→ Text segment:
──────────────────────────────
Here is a reply I posted on May 12, 2014, and ever since then we have been doing more of the same expecting different results:
If you want to know why the war on drugs is lost start thinking about it the way Adam Smith and Warren Buffett would think about it. Adam Smith would talk about the law of supply and demand and he tells us that when the demand goes up so does the price; when supply goes down, the price goes up. When the demand is inelastic, that is, when it is the product of an addiction, the price curve is even more radical in its upward thrust when supply is reduced. Therefore, the more the government succeeds in interdicting the supply of addictive drugs, the more it increases the price and thereby increases the incentive to increase supply. The more the government succeeds, the more it must fail.
That is why drug smugglers and dealers are so wonderfully inventive in evading the law and will ever continue to be so unless you want to live in North Korea.
──────────────────────────────
→ Set problem A:
Select every line of the listing that contains the string "panel".
The passage on the war on drugs and the listing after it come from unrelated sources.

→ Information given:
──────────────────────────────
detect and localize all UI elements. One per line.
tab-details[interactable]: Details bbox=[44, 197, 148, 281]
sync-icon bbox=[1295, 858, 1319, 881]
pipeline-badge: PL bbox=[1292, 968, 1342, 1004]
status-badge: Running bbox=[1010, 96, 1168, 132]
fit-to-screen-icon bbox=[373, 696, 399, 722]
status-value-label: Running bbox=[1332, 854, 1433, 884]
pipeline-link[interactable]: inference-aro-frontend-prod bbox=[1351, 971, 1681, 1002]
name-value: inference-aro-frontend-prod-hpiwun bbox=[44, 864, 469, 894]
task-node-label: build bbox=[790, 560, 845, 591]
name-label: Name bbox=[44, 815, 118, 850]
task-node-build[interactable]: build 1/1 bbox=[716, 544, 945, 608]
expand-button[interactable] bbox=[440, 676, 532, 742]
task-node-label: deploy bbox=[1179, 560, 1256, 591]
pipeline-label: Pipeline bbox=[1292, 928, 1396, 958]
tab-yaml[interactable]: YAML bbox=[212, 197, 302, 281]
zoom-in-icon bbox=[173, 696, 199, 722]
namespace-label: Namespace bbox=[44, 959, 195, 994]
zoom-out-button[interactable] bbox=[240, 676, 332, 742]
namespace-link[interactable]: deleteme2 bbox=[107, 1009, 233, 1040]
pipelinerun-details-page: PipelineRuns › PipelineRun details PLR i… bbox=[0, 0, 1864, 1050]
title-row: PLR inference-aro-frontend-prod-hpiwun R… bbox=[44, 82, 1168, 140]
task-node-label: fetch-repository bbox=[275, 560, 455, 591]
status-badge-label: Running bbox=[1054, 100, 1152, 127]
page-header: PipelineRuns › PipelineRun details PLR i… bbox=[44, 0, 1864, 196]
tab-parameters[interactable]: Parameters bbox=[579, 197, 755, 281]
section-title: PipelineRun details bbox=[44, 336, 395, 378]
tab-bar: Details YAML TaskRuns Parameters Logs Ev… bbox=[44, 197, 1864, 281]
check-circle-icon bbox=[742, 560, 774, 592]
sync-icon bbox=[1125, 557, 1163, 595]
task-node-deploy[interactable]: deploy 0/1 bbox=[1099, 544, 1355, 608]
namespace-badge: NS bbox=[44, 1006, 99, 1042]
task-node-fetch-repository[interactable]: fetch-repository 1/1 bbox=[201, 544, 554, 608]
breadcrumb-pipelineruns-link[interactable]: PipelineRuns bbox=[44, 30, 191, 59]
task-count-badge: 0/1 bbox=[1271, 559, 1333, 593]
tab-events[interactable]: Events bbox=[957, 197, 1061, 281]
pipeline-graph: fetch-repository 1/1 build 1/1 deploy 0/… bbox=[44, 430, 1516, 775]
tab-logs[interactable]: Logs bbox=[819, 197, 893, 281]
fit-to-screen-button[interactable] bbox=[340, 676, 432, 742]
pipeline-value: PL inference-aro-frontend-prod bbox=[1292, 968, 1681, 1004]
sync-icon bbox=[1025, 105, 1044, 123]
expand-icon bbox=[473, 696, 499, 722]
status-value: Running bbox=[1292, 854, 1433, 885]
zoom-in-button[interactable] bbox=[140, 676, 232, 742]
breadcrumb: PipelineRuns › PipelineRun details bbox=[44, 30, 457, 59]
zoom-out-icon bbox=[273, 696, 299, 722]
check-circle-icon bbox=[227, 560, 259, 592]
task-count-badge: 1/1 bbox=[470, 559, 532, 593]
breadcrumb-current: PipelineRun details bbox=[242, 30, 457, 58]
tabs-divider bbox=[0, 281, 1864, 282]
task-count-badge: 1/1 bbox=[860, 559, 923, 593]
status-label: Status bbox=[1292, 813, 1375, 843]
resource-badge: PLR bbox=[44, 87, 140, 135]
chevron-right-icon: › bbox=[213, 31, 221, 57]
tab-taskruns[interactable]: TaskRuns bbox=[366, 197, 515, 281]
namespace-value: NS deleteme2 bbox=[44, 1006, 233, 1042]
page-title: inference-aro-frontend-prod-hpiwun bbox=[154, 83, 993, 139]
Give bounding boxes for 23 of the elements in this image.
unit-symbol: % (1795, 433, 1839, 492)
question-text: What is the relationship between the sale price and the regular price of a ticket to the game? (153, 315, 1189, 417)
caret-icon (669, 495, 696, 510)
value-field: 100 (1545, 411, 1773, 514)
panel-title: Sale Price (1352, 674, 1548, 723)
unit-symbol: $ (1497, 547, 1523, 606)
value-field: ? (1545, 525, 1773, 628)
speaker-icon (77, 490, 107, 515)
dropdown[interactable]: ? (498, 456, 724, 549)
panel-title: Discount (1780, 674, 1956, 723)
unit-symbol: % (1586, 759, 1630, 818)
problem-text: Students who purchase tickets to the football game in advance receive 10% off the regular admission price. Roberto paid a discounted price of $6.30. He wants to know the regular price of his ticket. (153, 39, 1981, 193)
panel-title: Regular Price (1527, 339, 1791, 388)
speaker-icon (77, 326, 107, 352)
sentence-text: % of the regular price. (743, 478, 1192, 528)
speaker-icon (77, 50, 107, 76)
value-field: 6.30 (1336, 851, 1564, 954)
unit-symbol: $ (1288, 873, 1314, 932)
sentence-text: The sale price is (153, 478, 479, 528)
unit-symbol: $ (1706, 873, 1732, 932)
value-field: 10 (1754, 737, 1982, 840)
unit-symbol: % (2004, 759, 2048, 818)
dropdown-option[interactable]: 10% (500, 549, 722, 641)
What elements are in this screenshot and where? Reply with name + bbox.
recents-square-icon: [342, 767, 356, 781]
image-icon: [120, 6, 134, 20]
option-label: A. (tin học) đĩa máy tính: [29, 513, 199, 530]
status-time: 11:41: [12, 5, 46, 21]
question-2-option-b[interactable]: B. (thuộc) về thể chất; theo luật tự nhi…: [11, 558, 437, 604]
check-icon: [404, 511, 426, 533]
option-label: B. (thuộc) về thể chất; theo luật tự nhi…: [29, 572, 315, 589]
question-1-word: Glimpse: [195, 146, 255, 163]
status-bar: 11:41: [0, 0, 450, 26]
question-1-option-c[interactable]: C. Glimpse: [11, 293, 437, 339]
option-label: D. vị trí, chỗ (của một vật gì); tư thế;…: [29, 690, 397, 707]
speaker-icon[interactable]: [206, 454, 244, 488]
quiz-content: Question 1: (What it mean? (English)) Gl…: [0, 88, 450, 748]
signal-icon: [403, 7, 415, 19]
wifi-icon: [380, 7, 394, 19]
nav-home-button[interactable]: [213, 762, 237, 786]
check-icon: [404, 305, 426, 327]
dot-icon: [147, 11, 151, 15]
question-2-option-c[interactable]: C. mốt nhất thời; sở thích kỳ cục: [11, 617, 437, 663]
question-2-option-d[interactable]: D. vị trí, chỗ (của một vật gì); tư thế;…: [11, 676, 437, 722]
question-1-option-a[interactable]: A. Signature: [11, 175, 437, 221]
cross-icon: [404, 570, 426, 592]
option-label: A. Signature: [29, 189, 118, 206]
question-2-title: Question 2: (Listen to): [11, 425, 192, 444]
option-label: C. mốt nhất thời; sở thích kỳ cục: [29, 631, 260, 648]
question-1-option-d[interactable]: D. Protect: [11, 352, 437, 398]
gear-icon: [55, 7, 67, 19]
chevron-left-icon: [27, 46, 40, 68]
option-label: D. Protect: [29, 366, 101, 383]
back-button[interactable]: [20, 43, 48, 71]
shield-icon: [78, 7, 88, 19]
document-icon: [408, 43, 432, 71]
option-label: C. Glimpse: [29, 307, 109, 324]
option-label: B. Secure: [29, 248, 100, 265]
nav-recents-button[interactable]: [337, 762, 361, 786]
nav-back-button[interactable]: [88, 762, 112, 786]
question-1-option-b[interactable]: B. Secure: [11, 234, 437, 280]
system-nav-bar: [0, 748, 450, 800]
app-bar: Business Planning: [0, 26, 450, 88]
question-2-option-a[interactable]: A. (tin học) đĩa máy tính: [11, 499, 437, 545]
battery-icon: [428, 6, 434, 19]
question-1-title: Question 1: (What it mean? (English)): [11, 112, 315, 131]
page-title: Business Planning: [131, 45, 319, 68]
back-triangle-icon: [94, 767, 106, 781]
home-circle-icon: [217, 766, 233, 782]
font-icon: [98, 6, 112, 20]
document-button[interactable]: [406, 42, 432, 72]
──────────────────────────────
→ Set problem B:
Return, word for word, the portion of the passage on the war on drugs that opens with the words containing "Here is a reply" and closes with "it must fail.".

→ Exercise response A:
panel-title: Sale Price (1352, 674, 1548, 723)
panel-title: Discount (1780, 674, 1956, 723)
panel-title: Regular Price (1527, 339, 1791, 388)

→ Exercise response B:
Here is a reply I posted on May 12, 2014, and ever since then we have been doing more of the same expecting different results:
If you want to know why the war on drugs is lost start thinking about it the way Adam Smith and Warren Buffett would think about it. Adam Smith would talk about the law of supply and demand and he tells us that when the demand goes up so does the price; when supply goes down, the price goes up. When the demand is inelastic, that is, when it is the product of an addiction, the price curve is even more radical in its upward thrust when supply is reduced. Therefore, the more the government succeeds in interdicting the supply of addictive drugs, the more it increases the price and thereby increases the incentive to increase supply. The more the government succeeds, the more it must fail.